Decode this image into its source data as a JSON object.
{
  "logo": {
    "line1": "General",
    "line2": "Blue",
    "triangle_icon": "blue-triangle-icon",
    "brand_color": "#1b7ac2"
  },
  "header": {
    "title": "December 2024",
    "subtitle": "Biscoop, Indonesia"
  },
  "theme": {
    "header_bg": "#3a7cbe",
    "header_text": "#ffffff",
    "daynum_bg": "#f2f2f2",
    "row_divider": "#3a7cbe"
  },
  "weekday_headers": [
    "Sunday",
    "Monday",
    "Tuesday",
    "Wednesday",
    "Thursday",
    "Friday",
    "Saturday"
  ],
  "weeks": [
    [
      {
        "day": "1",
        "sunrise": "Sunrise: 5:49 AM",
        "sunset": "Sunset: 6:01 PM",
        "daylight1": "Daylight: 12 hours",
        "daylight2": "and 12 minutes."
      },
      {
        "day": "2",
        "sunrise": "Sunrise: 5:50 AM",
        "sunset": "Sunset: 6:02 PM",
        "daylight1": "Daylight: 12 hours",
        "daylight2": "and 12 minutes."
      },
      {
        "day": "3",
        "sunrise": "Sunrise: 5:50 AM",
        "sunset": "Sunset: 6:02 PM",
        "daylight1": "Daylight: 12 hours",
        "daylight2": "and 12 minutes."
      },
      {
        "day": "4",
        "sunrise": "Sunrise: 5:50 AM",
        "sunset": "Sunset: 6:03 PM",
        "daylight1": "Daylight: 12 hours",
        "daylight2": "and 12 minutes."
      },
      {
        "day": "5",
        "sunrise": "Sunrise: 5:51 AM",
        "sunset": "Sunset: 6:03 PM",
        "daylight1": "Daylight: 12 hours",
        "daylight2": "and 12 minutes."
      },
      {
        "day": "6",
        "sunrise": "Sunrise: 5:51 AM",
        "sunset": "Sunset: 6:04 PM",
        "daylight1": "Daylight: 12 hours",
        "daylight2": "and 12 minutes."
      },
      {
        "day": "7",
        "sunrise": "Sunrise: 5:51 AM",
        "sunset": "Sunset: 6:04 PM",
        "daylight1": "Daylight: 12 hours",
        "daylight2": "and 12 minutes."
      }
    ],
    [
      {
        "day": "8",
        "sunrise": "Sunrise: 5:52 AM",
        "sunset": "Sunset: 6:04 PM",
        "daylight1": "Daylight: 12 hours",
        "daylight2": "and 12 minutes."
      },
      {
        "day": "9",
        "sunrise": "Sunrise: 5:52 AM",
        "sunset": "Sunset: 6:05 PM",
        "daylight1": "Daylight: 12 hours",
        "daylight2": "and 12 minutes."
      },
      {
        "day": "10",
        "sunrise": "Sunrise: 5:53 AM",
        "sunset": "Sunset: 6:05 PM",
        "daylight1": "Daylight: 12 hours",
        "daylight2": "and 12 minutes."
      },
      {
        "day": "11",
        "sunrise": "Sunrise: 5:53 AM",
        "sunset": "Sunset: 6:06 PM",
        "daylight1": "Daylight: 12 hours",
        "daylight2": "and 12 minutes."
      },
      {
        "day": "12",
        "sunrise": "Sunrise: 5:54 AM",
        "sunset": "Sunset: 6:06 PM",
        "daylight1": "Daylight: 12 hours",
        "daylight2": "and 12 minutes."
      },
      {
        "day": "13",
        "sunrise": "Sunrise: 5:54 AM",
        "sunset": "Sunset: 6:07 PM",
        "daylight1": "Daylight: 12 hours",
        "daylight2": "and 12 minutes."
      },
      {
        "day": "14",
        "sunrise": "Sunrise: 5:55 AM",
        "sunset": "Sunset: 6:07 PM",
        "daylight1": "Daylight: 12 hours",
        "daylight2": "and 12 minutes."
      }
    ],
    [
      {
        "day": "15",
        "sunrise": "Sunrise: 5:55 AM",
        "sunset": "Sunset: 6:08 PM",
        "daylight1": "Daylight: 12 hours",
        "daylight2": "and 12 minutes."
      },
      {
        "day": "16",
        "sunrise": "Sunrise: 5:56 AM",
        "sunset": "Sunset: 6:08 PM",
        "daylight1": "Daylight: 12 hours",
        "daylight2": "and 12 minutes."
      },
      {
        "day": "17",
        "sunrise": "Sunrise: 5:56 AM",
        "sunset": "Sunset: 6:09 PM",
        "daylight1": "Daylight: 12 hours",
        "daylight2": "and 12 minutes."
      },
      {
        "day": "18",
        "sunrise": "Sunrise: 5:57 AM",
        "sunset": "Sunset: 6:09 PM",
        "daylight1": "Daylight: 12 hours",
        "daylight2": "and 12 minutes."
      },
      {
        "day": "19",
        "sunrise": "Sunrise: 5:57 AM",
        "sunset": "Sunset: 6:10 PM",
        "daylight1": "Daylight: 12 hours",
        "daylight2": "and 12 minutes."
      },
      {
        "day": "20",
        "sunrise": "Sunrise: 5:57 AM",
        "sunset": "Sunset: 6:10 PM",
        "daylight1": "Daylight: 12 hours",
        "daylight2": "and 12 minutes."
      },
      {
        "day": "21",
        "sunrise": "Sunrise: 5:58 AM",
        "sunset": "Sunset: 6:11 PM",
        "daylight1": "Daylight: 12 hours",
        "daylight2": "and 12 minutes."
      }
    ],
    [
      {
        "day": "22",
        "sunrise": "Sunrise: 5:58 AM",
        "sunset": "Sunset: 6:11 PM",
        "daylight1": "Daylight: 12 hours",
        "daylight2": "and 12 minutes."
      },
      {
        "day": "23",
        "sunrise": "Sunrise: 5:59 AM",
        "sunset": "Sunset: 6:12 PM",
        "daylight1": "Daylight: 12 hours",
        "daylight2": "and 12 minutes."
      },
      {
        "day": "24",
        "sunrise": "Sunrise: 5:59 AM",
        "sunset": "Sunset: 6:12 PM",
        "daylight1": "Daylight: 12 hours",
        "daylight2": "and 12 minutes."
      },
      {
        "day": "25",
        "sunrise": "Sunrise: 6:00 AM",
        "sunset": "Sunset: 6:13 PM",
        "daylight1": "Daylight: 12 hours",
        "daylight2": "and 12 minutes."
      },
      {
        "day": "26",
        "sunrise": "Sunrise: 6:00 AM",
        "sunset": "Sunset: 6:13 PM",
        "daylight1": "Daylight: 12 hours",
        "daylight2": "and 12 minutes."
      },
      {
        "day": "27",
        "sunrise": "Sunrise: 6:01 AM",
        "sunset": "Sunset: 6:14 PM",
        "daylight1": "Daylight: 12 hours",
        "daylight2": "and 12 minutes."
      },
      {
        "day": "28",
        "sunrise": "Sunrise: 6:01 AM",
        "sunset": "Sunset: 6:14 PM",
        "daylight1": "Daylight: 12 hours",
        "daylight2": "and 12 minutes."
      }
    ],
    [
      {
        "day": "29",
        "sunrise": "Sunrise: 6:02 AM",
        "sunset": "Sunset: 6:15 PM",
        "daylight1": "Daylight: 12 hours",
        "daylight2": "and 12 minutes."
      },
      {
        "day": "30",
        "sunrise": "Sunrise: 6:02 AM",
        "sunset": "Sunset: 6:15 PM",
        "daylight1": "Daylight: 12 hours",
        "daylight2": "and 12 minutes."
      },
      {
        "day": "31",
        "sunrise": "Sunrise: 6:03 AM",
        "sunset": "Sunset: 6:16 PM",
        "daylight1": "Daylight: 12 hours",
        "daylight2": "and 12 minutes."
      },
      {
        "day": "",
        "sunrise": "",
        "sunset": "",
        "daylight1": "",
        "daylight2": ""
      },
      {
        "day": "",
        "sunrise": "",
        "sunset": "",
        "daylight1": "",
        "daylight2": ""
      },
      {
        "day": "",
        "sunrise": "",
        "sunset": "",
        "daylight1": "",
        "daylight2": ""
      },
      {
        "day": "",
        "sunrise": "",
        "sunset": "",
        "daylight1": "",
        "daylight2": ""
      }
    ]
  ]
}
--------------------
> OBJECTIVE
Quote the whole listing above, leaving nothing out.

> SOLUTION
Decode this image into its source data as a JSON object.
{
  "logo": {
    "line1": "General",
    "line2": "Blue",
    "triangle_icon": "blue-triangle-icon",
    "brand_color": "#1b7ac2"
  },
  "header": {
    "title": "December 2024",
    "subtitle": "Biscoop, Indonesia"
  },
  "theme": {
    "header_bg": "#3a7cbe",
    "header_text": "#ffffff",
    "daynum_bg": "#f2f2f2",
    "row_divider": "#3a7cbe"
  },
  "weekday_headers": [
    "Sunday",
    "Monday",
    "Tuesday",
    "Wednesday",
    "Thursday",
    "Friday",
    "Saturday"
  ],
  "weeks": [
    [
      {
        "day": "1",
        "sunrise": "Sunrise: 5:49 AM",
        "sunset": "Sunset: 6:01 PM",
        "daylight1": "Daylight: 12 hours",
        "daylight2": "and 12 minutes."
      },
      {
        "day": "2",
        "sunrise": "Sunrise: 5:50 AM",
        "sunset": "Sunset: 6:02 PM",
        "daylight1": "Daylight: 12 hours",
        "daylight2": "and 12 minutes."
      },
      {
        "day": "3",
        "sunrise": "Sunrise: 5:50 AM",
        "sunset": "Sunset: 6:02 PM",
        "daylight1": "Daylight: 12 hours",
        "daylight2": "and 12 minutes."
      },
      {
        "day": "4",
        "sunrise": "Sunrise: 5:50 AM",
        "sunset": "Sunset: 6:03 PM",
        "daylight1": "Daylight: 12 hours",
        "daylight2": "and 12 minutes."
      },
      {
        "day": "5",
        "sunrise": "Sunrise: 5:51 AM",
        "sunset": "Sunset: 6:03 PM",
        "daylight1": "Daylight: 12 hours",
        "daylight2": "and 12 minutes."
      },
      {
        "day": "6",
        "sunrise": "Sunrise: 5:51 AM",
        "sunset": "Sunset: 6:04 PM",
        "daylight1": "Daylight: 12 hours",
        "daylight2": "and 12 minutes."
      },
      {
        "day": "7",
        "sunrise": "Sunrise: 5:51 AM",
        "sunset": "Sunset: 6:04 PM",
        "daylight1": "Daylight: 12 hours",
        "daylight2": "and 12 minutes."
      }
    ],
    [
      {
        "day": "8",
        "sunrise": "Sunrise: 5:52 AM",
        "sunset": "Sunset: 6:04 PM",
        "daylight1": "Daylight: 12 hours",
        "daylight2": "and 12 minutes."
      },
      {
        "day": "9",
        "sunrise": "Sunrise: 5:52 AM",
        "sunset": "Sunset: 6:05 PM",
        "daylight1": "Daylight: 12 hours",
        "daylight2": "and 12 minutes."
      },
      {
        "day": "10",
        "sunrise": "Sunrise: 5:53 AM",
        "sunset": "Sunset: 6:05 PM",
        "daylight1": "Daylight: 12 hours",
        "daylight2": "and 12 minutes."
      },
      {
        "day": "11",
        "sunrise": "Sunrise: 5:53 AM",
        "sunset": "Sunset: 6:06 PM",
        "daylight1": "Daylight: 12 hours",
        "daylight2": "and 12 minutes."
      },
      {
        "day": "12",
        "sunrise": "Sunrise: 5:54 AM",
        "sunset": "Sunset: 6:06 PM",
        "daylight1": "Daylight: 12 hours",
        "daylight2": "and 12 minutes."
      },
      {
        "day": "13",
        "sunrise": "Sunrise: 5:54 AM",
        "sunset": "Sunset: 6:07 PM",
        "daylight1": "Daylight: 12 hours",
        "daylight2": "and 12 minutes."
      },
      {
        "day": "14",
        "sunrise": "Sunrise: 5:55 AM",
        "sunset": "Sunset: 6:07 PM",
        "daylight1": "Daylight: 12 hours",
        "daylight2": "and 12 minutes."
      }
    ],
    [
      {
        "day": "15",
        "sunrise": "Sunrise: 5:55 AM",
        "sunset": "Sunset: 6:08 PM",
        "daylight1": "Daylight: 12 hours",
        "daylight2": "and 12 minutes."
      },
      {
        "day": "16",
        "sunrise": "Sunrise: 5:56 AM",
        "sunset": "Sunset: 6:08 PM",
        "daylight1": "Daylight: 12 hours",
        "daylight2": "and 12 minutes."
      },
      {
        "day": "17",
        "sunrise": "Sunrise: 5:56 AM",
        "sunset": "Sunset: 6:09 PM",
        "daylight1": "Daylight: 12 hours",
        "daylight2": "and 12 minutes."
      },
      {
        "day": "18",
        "sunrise": "Sunrise: 5:57 AM",
        "sunset": "Sunset: 6:09 PM",
        "daylight1": "Daylight: 12 hours",
        "daylight2": "and 12 minutes."
      },
      {
        "day": "19",
        "sunrise": "Sunrise: 5:57 AM",
        "sunset": "Sunset: 6:10 PM",
        "daylight1": "Daylight: 12 hours",
        "daylight2": "and 12 minutes."
      },
      {
        "day": "20",
        "sunrise": "Sunrise: 5:57 AM",
        "sunset": "Sunset: 6:10 PM",
        "daylight1": "Daylight: 12 hours",
        "daylight2": "and 12 minutes."
      },
      {
        "day": "21",
        "sunrise": "Sunrise: 5:58 AM",
        "sunset": "Sunset: 6:11 PM",
        "daylight1": "Daylight: 12 hours",
        "daylight2": "and 12 minutes."
      }
    ],
    [
      {
        "day": "22",
        "sunrise": "Sunrise: 5:58 AM",
        "sunset": "Sunset: 6:11 PM",
        "daylight1": "Daylight: 12 hours",
        "daylight2": "and 12 minutes."
      },
      {
        "day": "23",
        "sunrise": "Sunrise: 5:59 AM",
        "sunset": "Sunset: 6:12 PM",
        "daylight1": "Daylight: 12 hours",
        "daylight2": "and 12 minutes."
      },
      {
        "day": "24",
        "sunrise": "Sunrise: 5:59 AM",
        "sunset": "Sunset: 6:12 PM",
        "daylight1": "Daylight: 12 hours",
        "daylight2": "and 12 minutes."
      },
      {
        "day": "25",
        "sunrise": "Sunrise: 6:00 AM",
        "sunset": "Sunset: 6:13 PM",
        "daylight1": "Daylight: 12 hours",
        "daylight2": "and 12 minutes."
      },
      {
        "day": "26",
        "sunrise": "Sunrise: 6:00 AM",
        "sunset": "Sunset: 6:13 PM",
        "daylight1": "Daylight: 12 hours",
        "daylight2": "and 12 minutes."
      },
      {
        "day": "27",
        "sunrise": "Sunrise: 6:01 AM",
        "sunset": "Sunset: 6:14 PM",
        "daylight1": "Daylight: 12 hours",
        "daylight2": "and 12 minutes."
      },
      {
        "day": "28",
        "sunrise": "Sunrise: 6:01 AM",
        "sunset": "Sunset: 6:14 PM",
        "daylight1": "Daylight: 12 hours",
        "daylight2": "and 12 minutes."
      }
    ],
    [
      {
        "day": "29",
        "sunrise": "Sunrise: 6:02 AM",
        "sunset": "Sunset: 6:15 PM",
        "daylight1": "Daylight: 12 hours",
        "daylight2": "and 12 minutes."
      },
      {
        "day": "30",
        "sunrise": "Sunrise: 6:02 AM",
        "sunset": "Sunset: 6:15 PM",
        "daylight1": "Daylight: 12 hours",
        "daylight2": "and 12 minutes."
      },
      {
        "day": "31",
        "sunrise": "Sunrise: 6:03 AM",
        "sunset": "Sunset: 6:16 PM",
        "daylight1": "Daylight: 12 hours",
        "daylight2": "and 12 minutes."
      },
      {
        "day": "",
        "sunrise": "",
        "sunset": "",
        "daylight1": "",
        "daylight2": ""
      },
      {
        "day": "",
        "sunrise": "",
        "sunset": "",
        "daylight1": "",
        "daylight2": ""
      },
      {
        "day": "",
        "sunrise": "",
        "sunset": "",
        "daylight1": "",
        "daylight2": ""
      },
      {
        "day": "",
        "sunrise": "",
        "sunset": "",
        "daylight1": "",
        "daylight2": ""
      }
    ]
  ]
}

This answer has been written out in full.